| What is expected |
Revise the forum post about statistical significance: reproduce everything from "I don’t think" down to "compute for you?", replacing "95%" with "99%".

| Source document |
++++++
No. In fact, it’s probably the opposite of significant in the colloquial sense.

I don’t think there’s any way to say it any simpler than we can be 95% confident that the effect here is zero. I don’t know how many times I’ve said that, but how are you not getting that? Doesn’t that in the colloquial sense compute for you?

Let’s look at the actual values in the Kellermann study: 12.2% of those with a homicide in the home had a rifle in the home; 13.9% of those in the control group had a rifle in the home. In this sample of ~388 people or so, is that a meaningful difference? 1.7%? Eyeballing it (from the colloquial perspective), I would say not really. It seems like if you drew another sample, just a handful of people going the other way would change the results.

But the point of inferential statistics is to be more empirical than just “eyeballing.” We can look at the normal distributions to know how often certain values should show up, and we can figure out the probability that a difference as big as this would show up. If we would expect it to show up by chance fewer than 5% of the time, we’re willing to say that it is significant.

In the case of deciding whether or not we reject the null hypothesis (that there is no meaningful relationship between rifles and homicides in the home), it pretty much means that yes, it does not matter where the zero effect value falls. If it falls anywhere in the confidence interval of our statistic at all, we cannot claim otherwise.

So if we then used a p value of .1 and the zero effect fell outside the confidence interval then would we be able to say that there is a 5-10% chance that there is no significant effect?
++++++
| Material supplied |
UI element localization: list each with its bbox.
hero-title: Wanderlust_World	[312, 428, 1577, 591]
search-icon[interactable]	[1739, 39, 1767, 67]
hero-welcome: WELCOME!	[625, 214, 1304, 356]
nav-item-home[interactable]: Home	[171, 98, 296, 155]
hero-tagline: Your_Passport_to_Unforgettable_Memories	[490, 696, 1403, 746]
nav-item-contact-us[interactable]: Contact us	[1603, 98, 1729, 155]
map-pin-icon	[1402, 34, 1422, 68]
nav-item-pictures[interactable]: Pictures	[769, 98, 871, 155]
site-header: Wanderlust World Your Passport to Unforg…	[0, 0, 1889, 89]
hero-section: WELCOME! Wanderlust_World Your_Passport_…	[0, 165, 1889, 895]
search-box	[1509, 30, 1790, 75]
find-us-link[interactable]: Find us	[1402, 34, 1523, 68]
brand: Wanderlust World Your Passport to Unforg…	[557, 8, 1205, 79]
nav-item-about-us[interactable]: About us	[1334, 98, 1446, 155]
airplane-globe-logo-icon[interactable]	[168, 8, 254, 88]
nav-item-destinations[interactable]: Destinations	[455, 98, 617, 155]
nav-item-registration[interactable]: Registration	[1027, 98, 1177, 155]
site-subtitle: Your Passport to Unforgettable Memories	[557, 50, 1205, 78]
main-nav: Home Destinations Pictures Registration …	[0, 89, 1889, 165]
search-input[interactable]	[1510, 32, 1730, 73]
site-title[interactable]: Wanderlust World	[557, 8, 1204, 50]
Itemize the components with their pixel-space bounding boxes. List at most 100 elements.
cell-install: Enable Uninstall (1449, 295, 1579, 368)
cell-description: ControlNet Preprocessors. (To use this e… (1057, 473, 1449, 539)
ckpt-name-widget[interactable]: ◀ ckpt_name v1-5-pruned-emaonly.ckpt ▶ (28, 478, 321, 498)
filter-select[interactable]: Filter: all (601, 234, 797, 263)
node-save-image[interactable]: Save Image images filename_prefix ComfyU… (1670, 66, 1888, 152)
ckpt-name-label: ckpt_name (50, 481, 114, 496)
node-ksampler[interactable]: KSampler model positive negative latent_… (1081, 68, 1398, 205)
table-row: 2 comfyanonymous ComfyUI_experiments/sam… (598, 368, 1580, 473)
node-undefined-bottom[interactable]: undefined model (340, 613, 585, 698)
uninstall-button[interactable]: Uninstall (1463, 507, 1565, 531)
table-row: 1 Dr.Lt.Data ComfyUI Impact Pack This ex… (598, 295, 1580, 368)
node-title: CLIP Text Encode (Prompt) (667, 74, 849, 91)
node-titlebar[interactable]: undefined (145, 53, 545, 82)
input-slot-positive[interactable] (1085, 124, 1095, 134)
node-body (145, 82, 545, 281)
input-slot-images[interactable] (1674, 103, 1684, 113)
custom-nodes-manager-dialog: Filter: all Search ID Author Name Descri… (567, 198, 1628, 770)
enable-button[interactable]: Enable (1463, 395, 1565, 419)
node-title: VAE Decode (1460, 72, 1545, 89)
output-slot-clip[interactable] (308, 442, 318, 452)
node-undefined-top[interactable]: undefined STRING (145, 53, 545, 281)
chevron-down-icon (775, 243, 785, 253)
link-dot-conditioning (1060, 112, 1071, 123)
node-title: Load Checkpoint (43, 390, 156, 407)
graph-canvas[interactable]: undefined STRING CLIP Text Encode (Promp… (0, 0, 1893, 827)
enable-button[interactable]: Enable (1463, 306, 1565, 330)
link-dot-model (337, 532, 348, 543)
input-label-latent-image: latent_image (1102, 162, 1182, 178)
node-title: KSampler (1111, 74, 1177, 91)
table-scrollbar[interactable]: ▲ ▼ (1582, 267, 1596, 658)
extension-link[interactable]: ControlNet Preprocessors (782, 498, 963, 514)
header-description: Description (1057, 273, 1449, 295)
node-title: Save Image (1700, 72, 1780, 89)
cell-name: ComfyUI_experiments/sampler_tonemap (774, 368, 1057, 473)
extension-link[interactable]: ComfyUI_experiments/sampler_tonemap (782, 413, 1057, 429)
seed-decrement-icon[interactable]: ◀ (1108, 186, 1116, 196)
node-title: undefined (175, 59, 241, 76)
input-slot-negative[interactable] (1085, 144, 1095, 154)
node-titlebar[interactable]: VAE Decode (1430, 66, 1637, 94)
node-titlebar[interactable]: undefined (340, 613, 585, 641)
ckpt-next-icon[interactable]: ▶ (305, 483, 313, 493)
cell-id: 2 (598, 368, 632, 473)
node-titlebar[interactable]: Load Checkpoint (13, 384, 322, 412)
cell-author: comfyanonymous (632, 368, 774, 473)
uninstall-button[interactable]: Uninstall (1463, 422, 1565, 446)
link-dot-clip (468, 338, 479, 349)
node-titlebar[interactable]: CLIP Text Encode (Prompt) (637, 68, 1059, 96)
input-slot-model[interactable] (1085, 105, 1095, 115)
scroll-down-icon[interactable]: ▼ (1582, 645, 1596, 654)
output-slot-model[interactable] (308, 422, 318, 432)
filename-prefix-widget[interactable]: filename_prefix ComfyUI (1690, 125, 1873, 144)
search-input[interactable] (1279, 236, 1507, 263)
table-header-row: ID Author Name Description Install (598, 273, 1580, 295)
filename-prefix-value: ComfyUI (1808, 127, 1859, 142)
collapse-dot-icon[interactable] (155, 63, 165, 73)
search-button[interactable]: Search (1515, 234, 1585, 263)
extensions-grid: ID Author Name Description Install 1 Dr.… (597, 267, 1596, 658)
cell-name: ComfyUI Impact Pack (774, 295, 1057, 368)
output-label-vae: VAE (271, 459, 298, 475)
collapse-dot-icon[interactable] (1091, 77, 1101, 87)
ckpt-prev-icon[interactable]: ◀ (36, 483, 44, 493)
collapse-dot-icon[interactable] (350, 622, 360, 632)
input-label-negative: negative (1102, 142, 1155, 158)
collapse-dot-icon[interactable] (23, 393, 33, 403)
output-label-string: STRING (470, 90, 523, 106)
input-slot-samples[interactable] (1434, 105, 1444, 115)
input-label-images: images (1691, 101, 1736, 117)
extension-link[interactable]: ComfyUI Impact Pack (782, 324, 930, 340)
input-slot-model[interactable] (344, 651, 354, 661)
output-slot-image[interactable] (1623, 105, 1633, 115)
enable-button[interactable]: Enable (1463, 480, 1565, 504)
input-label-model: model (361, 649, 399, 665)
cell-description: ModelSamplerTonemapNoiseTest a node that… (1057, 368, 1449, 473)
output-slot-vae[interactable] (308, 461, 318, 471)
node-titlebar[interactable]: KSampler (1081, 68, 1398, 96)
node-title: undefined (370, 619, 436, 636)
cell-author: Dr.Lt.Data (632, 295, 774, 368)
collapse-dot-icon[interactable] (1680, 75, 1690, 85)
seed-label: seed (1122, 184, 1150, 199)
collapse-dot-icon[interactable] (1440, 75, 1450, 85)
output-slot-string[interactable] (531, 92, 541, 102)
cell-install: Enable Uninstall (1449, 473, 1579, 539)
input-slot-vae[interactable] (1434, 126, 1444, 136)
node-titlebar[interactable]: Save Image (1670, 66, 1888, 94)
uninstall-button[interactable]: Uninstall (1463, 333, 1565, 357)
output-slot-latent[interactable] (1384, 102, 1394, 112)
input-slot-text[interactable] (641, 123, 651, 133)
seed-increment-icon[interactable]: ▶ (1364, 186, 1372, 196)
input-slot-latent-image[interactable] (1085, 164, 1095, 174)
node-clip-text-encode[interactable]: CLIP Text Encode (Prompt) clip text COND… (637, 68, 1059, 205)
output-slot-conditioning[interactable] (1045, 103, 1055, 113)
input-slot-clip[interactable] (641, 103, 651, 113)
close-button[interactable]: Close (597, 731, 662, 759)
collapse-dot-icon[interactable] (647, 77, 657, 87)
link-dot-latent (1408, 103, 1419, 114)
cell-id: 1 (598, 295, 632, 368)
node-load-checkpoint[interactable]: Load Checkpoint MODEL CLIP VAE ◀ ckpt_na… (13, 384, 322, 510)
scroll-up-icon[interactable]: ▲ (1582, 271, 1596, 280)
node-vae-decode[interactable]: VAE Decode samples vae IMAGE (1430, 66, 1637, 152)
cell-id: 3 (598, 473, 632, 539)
++++++
| Result of the exercise |
I don’t think there’s any way to say it any simpler than we can be 99% confident that the effect here is zero. I don’t know how many times I’ve said that, but how are you not getting that? Doesn’t that in the colloquial sense compute for you?